(Collected data entries)

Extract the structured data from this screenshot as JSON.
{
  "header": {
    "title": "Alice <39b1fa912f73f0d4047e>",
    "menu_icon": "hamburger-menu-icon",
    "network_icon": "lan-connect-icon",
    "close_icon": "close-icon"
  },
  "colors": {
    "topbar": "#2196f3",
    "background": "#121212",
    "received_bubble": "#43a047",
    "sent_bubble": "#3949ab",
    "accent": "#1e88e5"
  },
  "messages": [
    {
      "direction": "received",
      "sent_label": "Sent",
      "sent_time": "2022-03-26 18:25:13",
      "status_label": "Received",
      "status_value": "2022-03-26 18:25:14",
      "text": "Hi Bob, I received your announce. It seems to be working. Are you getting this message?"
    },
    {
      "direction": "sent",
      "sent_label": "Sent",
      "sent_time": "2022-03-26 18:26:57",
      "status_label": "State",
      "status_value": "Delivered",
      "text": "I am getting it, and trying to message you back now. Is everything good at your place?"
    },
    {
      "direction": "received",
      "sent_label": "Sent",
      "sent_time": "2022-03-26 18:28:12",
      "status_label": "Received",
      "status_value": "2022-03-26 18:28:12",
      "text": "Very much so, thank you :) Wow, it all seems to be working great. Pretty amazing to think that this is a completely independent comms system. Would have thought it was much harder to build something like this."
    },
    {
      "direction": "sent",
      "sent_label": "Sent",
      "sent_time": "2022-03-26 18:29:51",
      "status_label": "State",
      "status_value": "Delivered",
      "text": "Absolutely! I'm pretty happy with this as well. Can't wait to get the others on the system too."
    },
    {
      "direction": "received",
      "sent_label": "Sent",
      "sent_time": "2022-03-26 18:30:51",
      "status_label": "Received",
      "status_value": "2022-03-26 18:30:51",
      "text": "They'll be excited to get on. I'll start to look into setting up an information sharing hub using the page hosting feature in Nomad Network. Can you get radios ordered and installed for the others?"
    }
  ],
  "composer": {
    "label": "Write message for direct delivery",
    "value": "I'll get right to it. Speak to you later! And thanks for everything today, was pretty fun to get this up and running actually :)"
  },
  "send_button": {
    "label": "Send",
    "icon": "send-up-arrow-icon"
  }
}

Required task:
Find every line above that contains the word "getting", and return each one.

Response for this exercise:
      "text": "Hi Bob, I received your announce. It seems to be working. Are you getting this message?"
      "text": "I am getting it, and trying to message you back now. Is everything good at your place?"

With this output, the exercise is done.